### Task data

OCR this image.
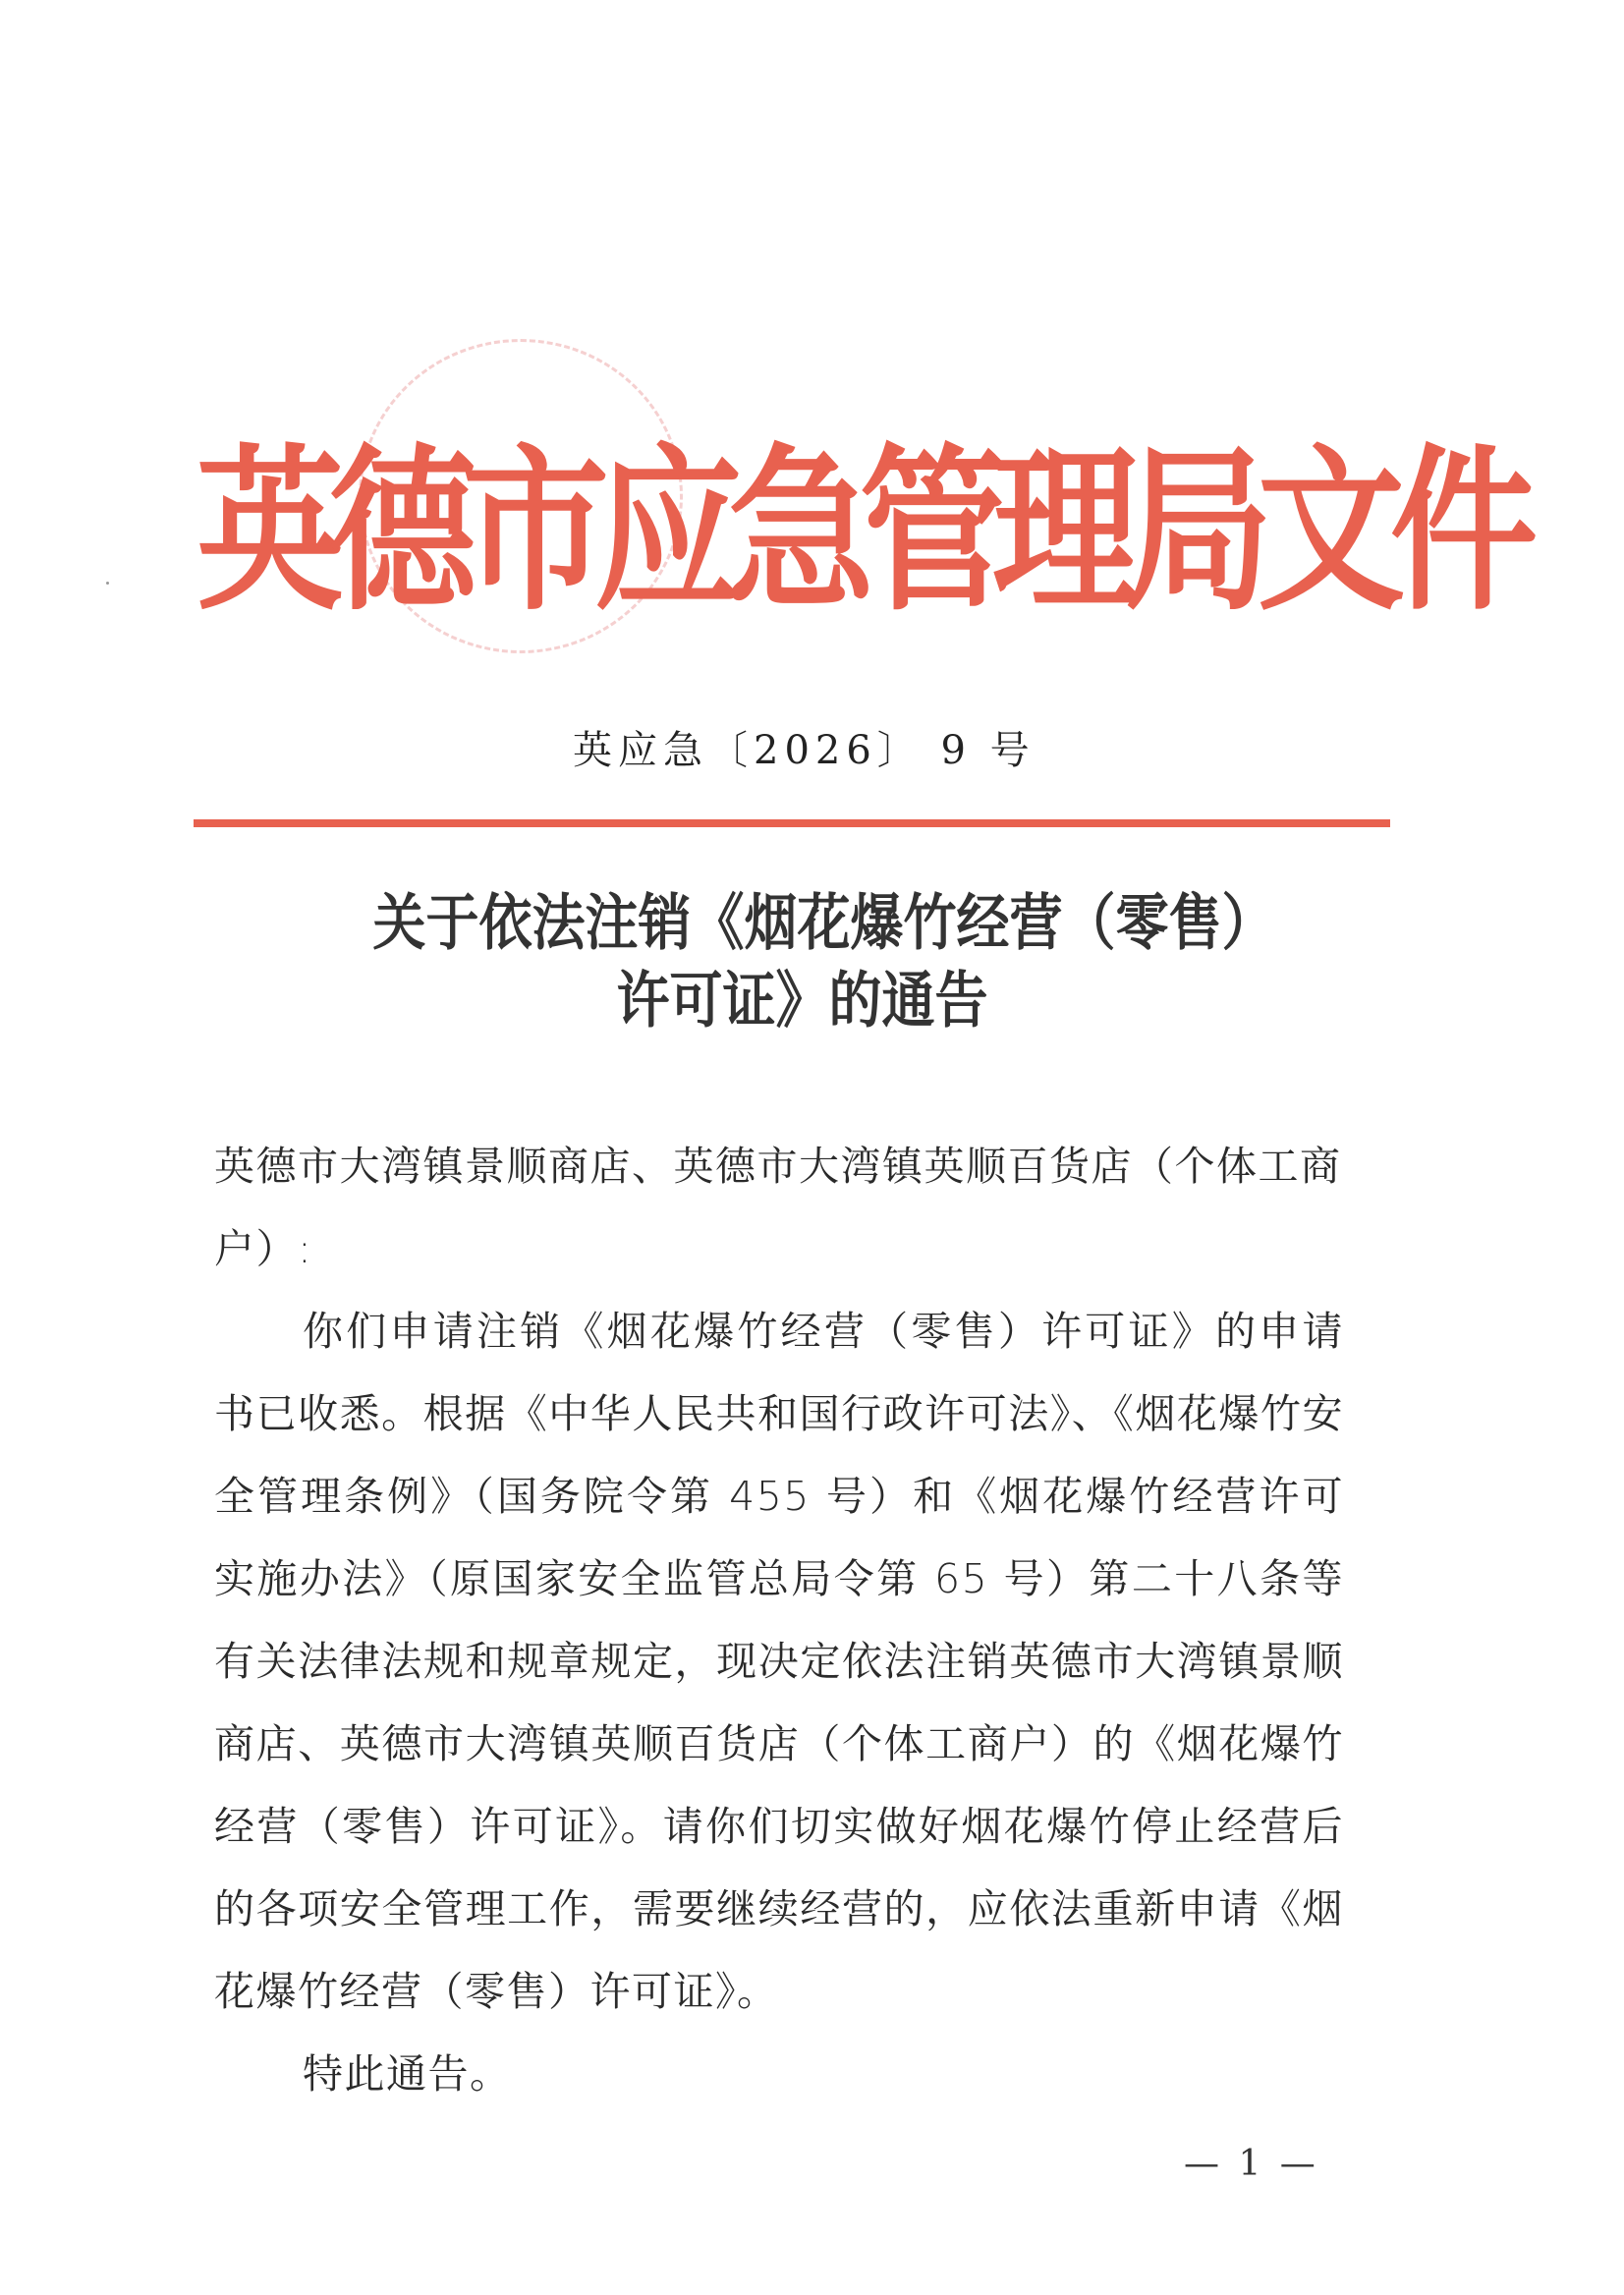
英
德
市
应
急
管
理
局
文
件
英应急〔2026〕 9 号
关于依法注销《烟花爆竹经营（零售）
许可证》的通告

英德市大湾镇景顺商店、英德市大湾镇英顺百货店（个体工商户）:

你们申请注销《烟花爆竹经营（零售）许可证》的申请书已收悉。根据《中华人民共和国行政许可法》、《烟花爆竹安全管理条例》（国务院令第 455 号）和《烟花爆竹经营许可实施办法》（原国家安全监管总局令第 65 号）第二十八条等有关法律法规和规章规定，现决定依法注销英德市大湾镇景顺商店、英德市大湾镇英顺百货店（个体工商户）的《烟花爆竹经营（零售）许可证》。请你们切实做好烟花爆竹停止经营后的各项安全管理工作，需要继续经营的，应依法重新申请《烟花爆竹经营（零售）许可证》。

特此通告。

— 1 —
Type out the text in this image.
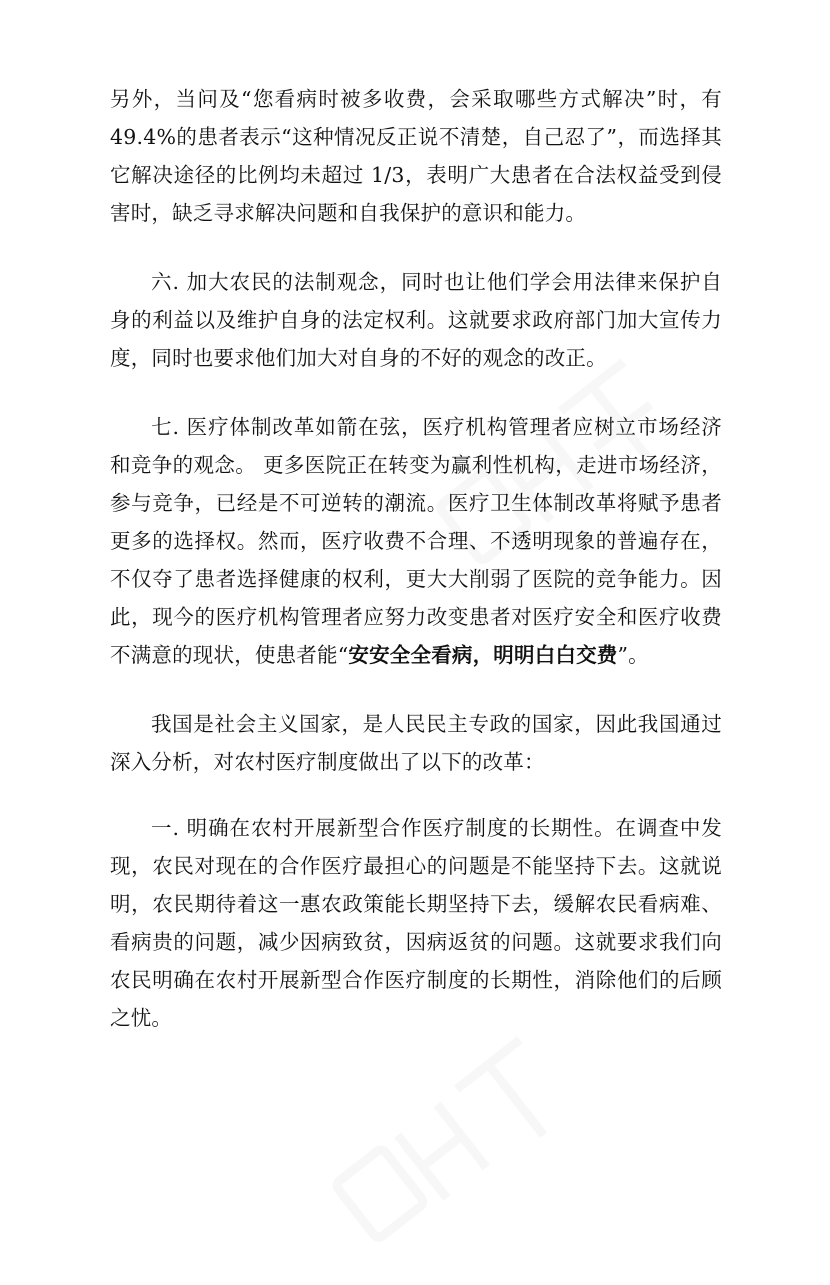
另外，当问及“您看病时被多收费，会采取哪些方式解决”时，有 49.4%的患者表示“这种情况反正说不清楚，自己忍了”，而选择其它解决途径的比例均未超过 1/3，表明广大患者在合法权益受到侵害时，缺乏寻求解决问题和自我保护的意识和能力。

六. 加大农民的法制观念，同时也让他们学会用法律来保护自身的利益以及维护自身的法定权利。这就要求政府部门加大宣传力度，同时也要求他们加大对自身的不好的观念的改正。

七. 医疗体制改革如箭在弦，医疗机构管理者应树立市场经济和竞争的观念。 更多医院正在转变为赢利性机构，走进市场经济，参与竞争，已经是不可逆转的潮流。医疗卫生体制改革将赋予患者更多的选择权。然而，医疗收费不合理、不透明现象的普遍存在，不仅夺了患者选择健康的权利，更大大削弱了医院的竞争能力。因此，现今的医疗机构管理者应努力改变患者对医疗安全和医疗收费不满意的现状，使患者能“安安全全看病，明明白白交费”。

我国是社会主义国家，是人民民主专政的国家，因此我国通过深入分析，对农村医疗制度做出了以下的改革：

一. 明确在农村开展新型合作医疗制度的长期性。在调查中发现，农民对现在的合作医疗最担心的问题是不能坚持下去。这就说明，农民期待着这一惠农政策能长期坚持下去，缓解农民看病难、看病贵的问题，减少因病致贫，因病返贫的问题。这就要求我们向农民明确在农村开展新型合作医疗制度的长期性，消除他们的后顾之忧。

### Your instructions
Do not include the images; transcribe the rest of the listing exactly.

### Solution
OCR this image.
英
德
市
应
急
管
理
局
文
件
英应急〔2026〕 9 号
关于依法注销《烟花爆竹经营（零售）
许可证》的通告

英德市大湾镇景顺商店、英德市大湾镇英顺百货店（个体工商户）:

你们申请注销《烟花爆竹经营（零售）许可证》的申请书已收悉。根据《中华人民共和国行政许可法》、《烟花爆竹安全管理条例》（国务院令第 455 号）和《烟花爆竹经营许可实施办法》（原国家安全监管总局令第 65 号）第二十八条等有关法律法规和规章规定，现决定依法注销英德市大湾镇景顺商店、英德市大湾镇英顺百货店（个体工商户）的《烟花爆竹经营（零售）许可证》。请你们切实做好烟花爆竹停止经营后的各项安全管理工作，需要继续经营的，应依法重新申请《烟花爆竹经营（零售）许可证》。

特此通告。

— 1 —
Type out the text in this image.
另外，当问及“您看病时被多收费，会采取哪些方式解决”时，有 49.4%的患者表示“这种情况反正说不清楚，自己忍了”，而选择其它解决途径的比例均未超过 1/3，表明广大患者在合法权益受到侵害时，缺乏寻求解决问题和自我保护的意识和能力。

六. 加大农民的法制观念，同时也让他们学会用法律来保护自身的利益以及维护自身的法定权利。这就要求政府部门加大宣传力度，同时也要求他们加大对自身的不好的观念的改正。

七. 医疗体制改革如箭在弦，医疗机构管理者应树立市场经济和竞争的观念。 更多医院正在转变为赢利性机构，走进市场经济，参与竞争，已经是不可逆转的潮流。医疗卫生体制改革将赋予患者更多的选择权。然而，医疗收费不合理、不透明现象的普遍存在，不仅夺了患者选择健康的权利，更大大削弱了医院的竞争能力。因此，现今的医疗机构管理者应努力改变患者对医疗安全和医疗收费不满意的现状，使患者能“安安全全看病，明明白白交费”。

我国是社会主义国家，是人民民主专政的国家，因此我国通过深入分析，对农村医疗制度做出了以下的改革：

一. 明确在农村开展新型合作医疗制度的长期性。在调查中发现，农民对现在的合作医疗最担心的问题是不能坚持下去。这就说明，农民期待着这一惠农政策能长期坚持下去，缓解农民看病难、看病贵的问题，减少因病致贫，因病返贫的问题。这就要求我们向农民明确在农村开展新型合作医疗制度的长期性，消除他们的后顾之忧。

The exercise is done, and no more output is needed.